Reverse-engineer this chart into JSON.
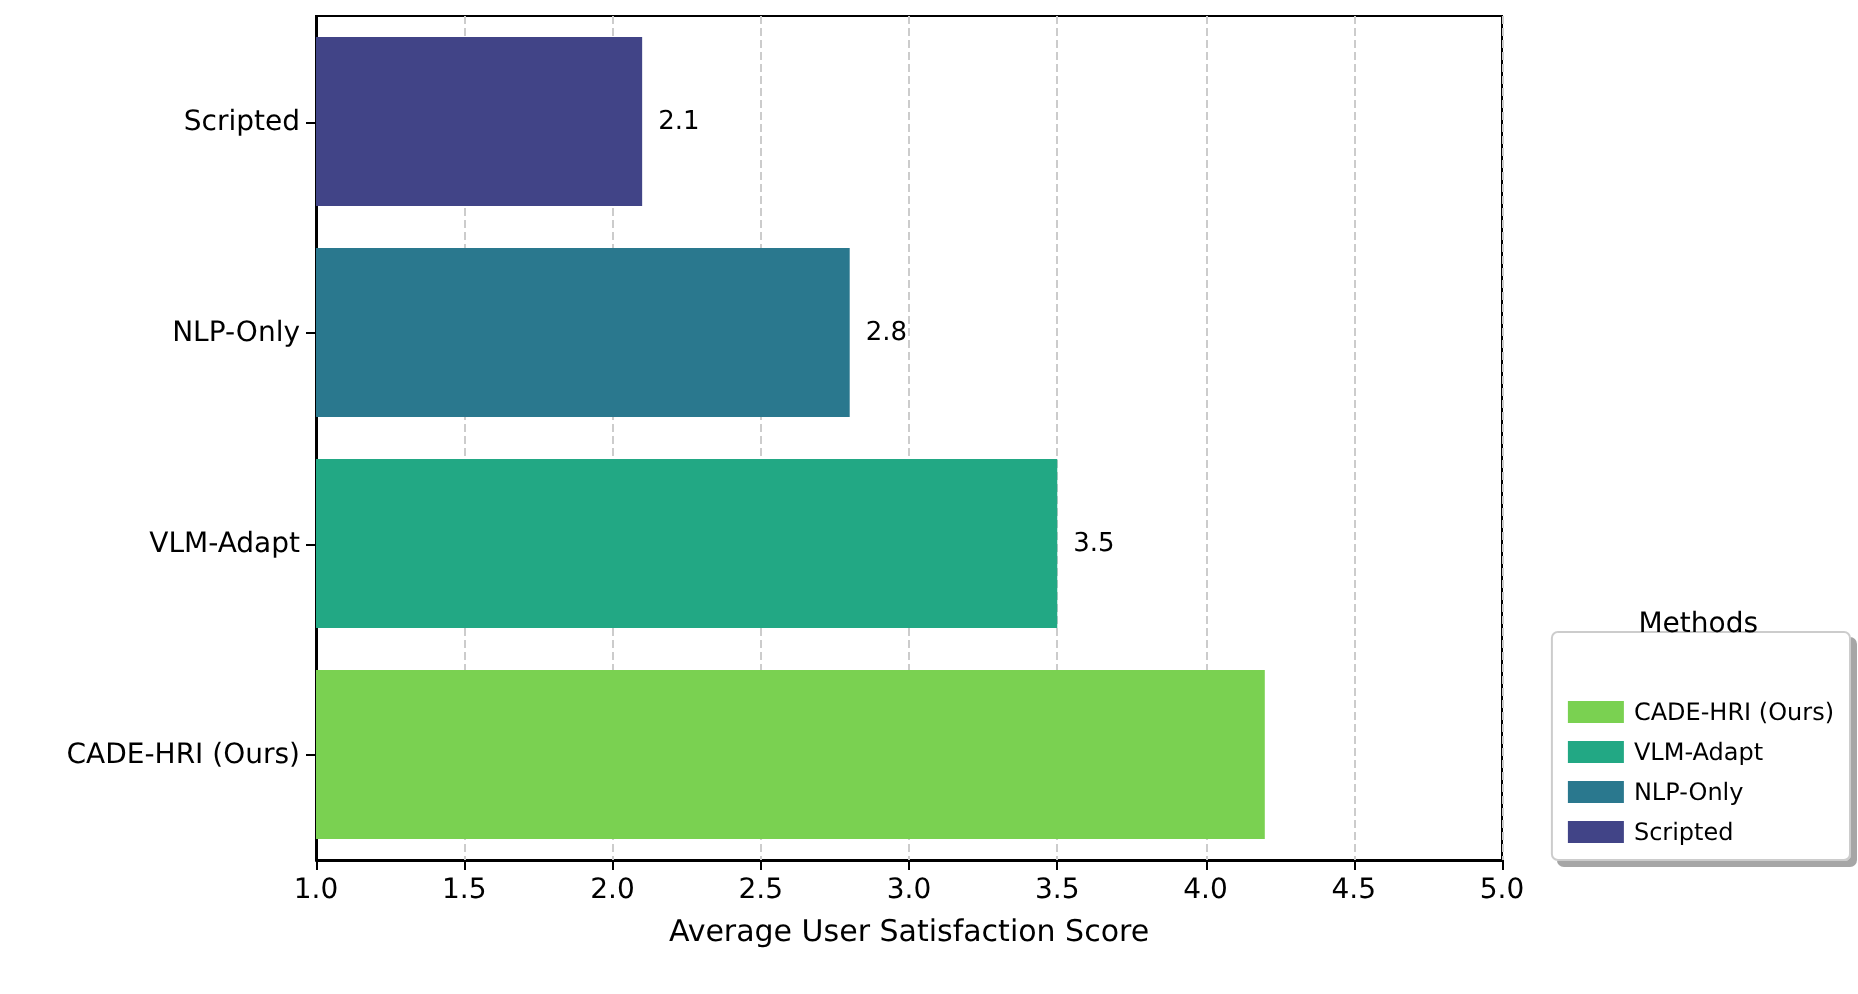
{
  "chart_data": {
    "type": "bar",
    "orientation": "horizontal",
    "xlabel": "Average User Satisfaction Score",
    "legend_title": "Methods",
    "categories": [
      "Scripted",
      "NLP-Only",
      "VLM-Adapt",
      "CADE-HRI (Ours)"
    ],
    "series": [
      {
        "name": "CADE-HRI (Ours)",
        "color": "#7ad151",
        "values": [
          null,
          null,
          null,
          4.2
        ],
        "value_labels": [
          null,
          null,
          null,
          null
        ]
      },
      {
        "name": "VLM-Adapt",
        "color": "#22a884",
        "values": [
          null,
          null,
          3.5,
          null
        ],
        "value_labels": [
          null,
          null,
          "3.5",
          null
        ]
      },
      {
        "name": "NLP-Only",
        "color": "#2a788e",
        "values": [
          null,
          2.8,
          null,
          null
        ],
        "value_labels": [
          null,
          "2.8",
          null,
          null
        ]
      },
      {
        "name": "Scripted",
        "color": "#414487",
        "values": [
          2.1,
          null,
          null,
          null
        ],
        "value_labels": [
          "2.1",
          null,
          null,
          null
        ]
      }
    ],
    "xlim": [
      1.0,
      5.0
    ],
    "xticks": [
      {
        "value": 1,
        "label": "1.0"
      },
      {
        "value": 1.5,
        "label": "1.5"
      },
      {
        "value": 2,
        "label": "2.0"
      },
      {
        "value": 2.5,
        "label": "2.5"
      },
      {
        "value": 3,
        "label": "3.0"
      },
      {
        "value": 3.5,
        "label": "3.5"
      },
      {
        "value": 4,
        "label": "4.0"
      },
      {
        "value": 4.5,
        "label": "4.5"
      },
      {
        "value": 5,
        "label": "5.0"
      }
    ],
    "grid": "x",
    "legend": "bottom right"
  }
}
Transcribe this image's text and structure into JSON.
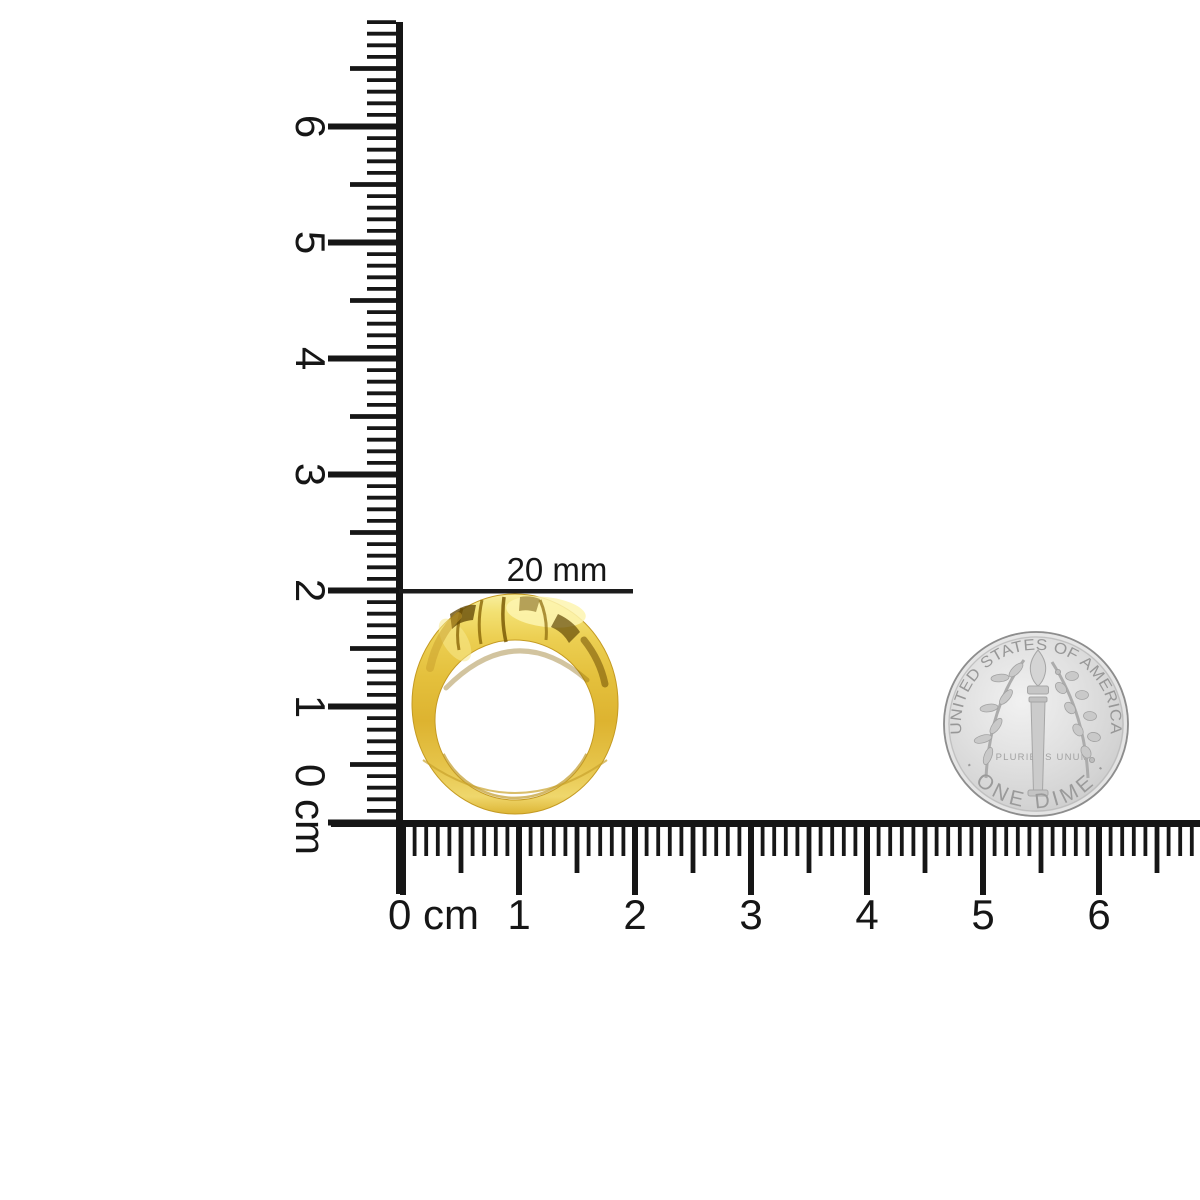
{
  "vertical_ruler": {
    "unit": "cm",
    "numbers": [
      "6",
      "5",
      "4",
      "3",
      "2",
      "1"
    ],
    "zero_label": "0 cm"
  },
  "horizontal_ruler": {
    "unit": "cm",
    "numbers": [
      "1",
      "2",
      "3",
      "4",
      "5",
      "6"
    ],
    "zero_label": "0 cm"
  },
  "dimension": {
    "label": "20 mm"
  },
  "coin": {
    "top_text": "UNITED STATES OF AMERICA",
    "bottom_text": "· ONE DIME ·",
    "motto": "E PLURIBUS UNUM"
  },
  "colors": {
    "ruler": "#161616",
    "gold": "#e6c23e",
    "gold_highlight": "#fdf5b0",
    "gold_shadow": "#6f4e04",
    "coin_silver": "#d6d6d6",
    "coin_text": "#9a9a9a",
    "background": "#ffffff"
  }
}
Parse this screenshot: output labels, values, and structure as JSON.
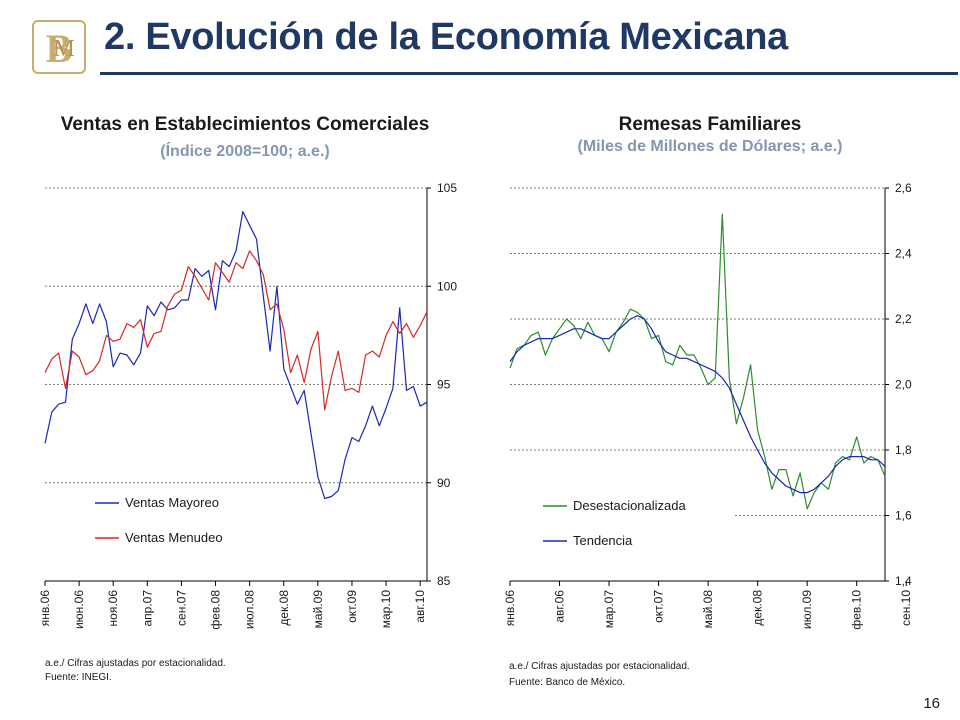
{
  "header": {
    "title": "2. Evolución de la Economía Mexicana",
    "page_number": "16"
  },
  "colors": {
    "title": "#1f3864",
    "subtitle": "#8496b0",
    "series_blue": "#1a28b4",
    "series_red": "#d62828",
    "series_green": "#2e8b2e",
    "logo_gold": "#c7ad6e"
  },
  "left_panel": {
    "title": "Ventas en Establecimientos Comerciales",
    "subtitle": "(Índice 2008=100; a.e.)",
    "notes": [
      "a.e./ Cifras ajustadas por estacionalidad.",
      "Fuente: INEGI."
    ]
  },
  "right_panel": {
    "title": "Remesas Familiares",
    "subtitle": "(Miles de Millones de Dólares; a.e.)",
    "notes": [
      "a.e./ Cifras ajustadas por estacionalidad.",
      "Fuente: Banco de México."
    ]
  },
  "chart_data": [
    {
      "type": "line",
      "title": "Ventas en Establecimientos Comerciales",
      "ylim": [
        85,
        105
      ],
      "yticks": [
        85,
        90,
        95,
        100,
        105
      ],
      "y_axis_side": "right",
      "grid": "horizontal dashed",
      "legend_position": "bottom-left",
      "x_tick_labels": [
        "янв.06",
        "июн.06",
        "ноя.06",
        "апр.07",
        "сен.07",
        "фев.08",
        "июл.08",
        "дек.08",
        "май.09",
        "окт.09",
        "мар.10",
        "авг.10"
      ],
      "x_tick_step": 5,
      "series": [
        {
          "name": "Ventas Mayoreo",
          "color": "#1a28b4",
          "values": [
            92,
            93.6,
            94,
            94.1,
            97.3,
            98.1,
            99.1,
            98.1,
            99.1,
            98.2,
            95.9,
            96.6,
            96.5,
            96.0,
            96.6,
            99.0,
            98.5,
            99.2,
            98.8,
            98.9,
            99.3,
            99.3,
            100.9,
            100.5,
            100.8,
            98.8,
            101.3,
            101.0,
            101.8,
            103.8,
            103.1,
            102.4,
            99.5,
            96.7,
            100.0,
            95.8,
            94.9,
            94.0,
            94.7,
            92.5,
            90.3,
            89.2,
            89.3,
            89.6,
            91.2,
            92.3,
            92.1,
            92.9,
            93.9,
            92.9,
            93.8,
            94.8,
            98.9,
            94.7,
            94.9,
            93.9,
            94.1
          ]
        },
        {
          "name": "Ventas Menudeo",
          "color": "#d62828",
          "values": [
            95.6,
            96.3,
            96.6,
            94.8,
            96.7,
            96.4,
            95.5,
            95.7,
            96.2,
            97.5,
            97.2,
            97.3,
            98.1,
            97.9,
            98.3,
            96.9,
            97.6,
            97.7,
            99.0,
            99.6,
            99.8,
            101.0,
            100.5,
            99.9,
            99.3,
            101.2,
            100.7,
            100.2,
            101.2,
            100.9,
            101.8,
            101.3,
            100.6,
            98.8,
            99.1,
            97.8,
            95.6,
            96.5,
            95.1,
            96.8,
            97.7,
            93.7,
            95.4,
            96.7,
            94.7,
            94.8,
            94.6,
            96.5,
            96.7,
            96.4,
            97.5,
            98.2,
            97.6,
            98.1,
            97.4,
            98.0,
            98.7
          ]
        }
      ]
    },
    {
      "type": "line",
      "title": "Remesas Familiares",
      "ylim": [
        1.4,
        2.6
      ],
      "yticks": [
        "1,4",
        "1,6",
        "1,8",
        "2,0",
        "2,2",
        "2,4",
        "2,6"
      ],
      "y_axis_side": "right",
      "grid": "horizontal dashed",
      "legend_position": "bottom-left",
      "x_tick_labels": [
        "янв.06",
        "авг.06",
        "мар.07",
        "окт.07",
        "май.08",
        "дек.08",
        "июл.09",
        "фев.10",
        "сен.10"
      ],
      "x_tick_step": 7,
      "series": [
        {
          "name": "Desestacionalizada",
          "color": "#2e8b2e",
          "values": [
            2.05,
            2.11,
            2.12,
            2.15,
            2.16,
            2.09,
            2.14,
            2.17,
            2.2,
            2.18,
            2.14,
            2.19,
            2.15,
            2.14,
            2.1,
            2.16,
            2.19,
            2.23,
            2.22,
            2.2,
            2.14,
            2.15,
            2.07,
            2.06,
            2.12,
            2.09,
            2.09,
            2.05,
            2.0,
            2.02,
            2.52,
            2.02,
            1.88,
            1.96,
            2.06,
            1.86,
            1.78,
            1.68,
            1.74,
            1.74,
            1.66,
            1.73,
            1.62,
            1.67,
            1.7,
            1.68,
            1.76,
            1.78,
            1.77,
            1.84,
            1.76,
            1.78,
            1.77,
            1.72
          ]
        },
        {
          "name": "Tendencia",
          "color": "#1a28b4",
          "values": [
            2.07,
            2.1,
            2.12,
            2.13,
            2.14,
            2.14,
            2.14,
            2.15,
            2.16,
            2.17,
            2.17,
            2.16,
            2.15,
            2.14,
            2.14,
            2.16,
            2.18,
            2.2,
            2.21,
            2.2,
            2.17,
            2.13,
            2.1,
            2.09,
            2.08,
            2.08,
            2.07,
            2.06,
            2.05,
            2.04,
            2.02,
            1.99,
            1.94,
            1.89,
            1.84,
            1.8,
            1.76,
            1.73,
            1.71,
            1.69,
            1.68,
            1.67,
            1.67,
            1.68,
            1.7,
            1.72,
            1.75,
            1.77,
            1.78,
            1.78,
            1.78,
            1.77,
            1.77,
            1.75
          ]
        }
      ]
    }
  ]
}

____

* _Written problem_
Copy out every line in the listing where the word "Remesas" appears.

* _Completed task_
    "title": "Remesas Familiares",
      "title": "Remesas Familiares",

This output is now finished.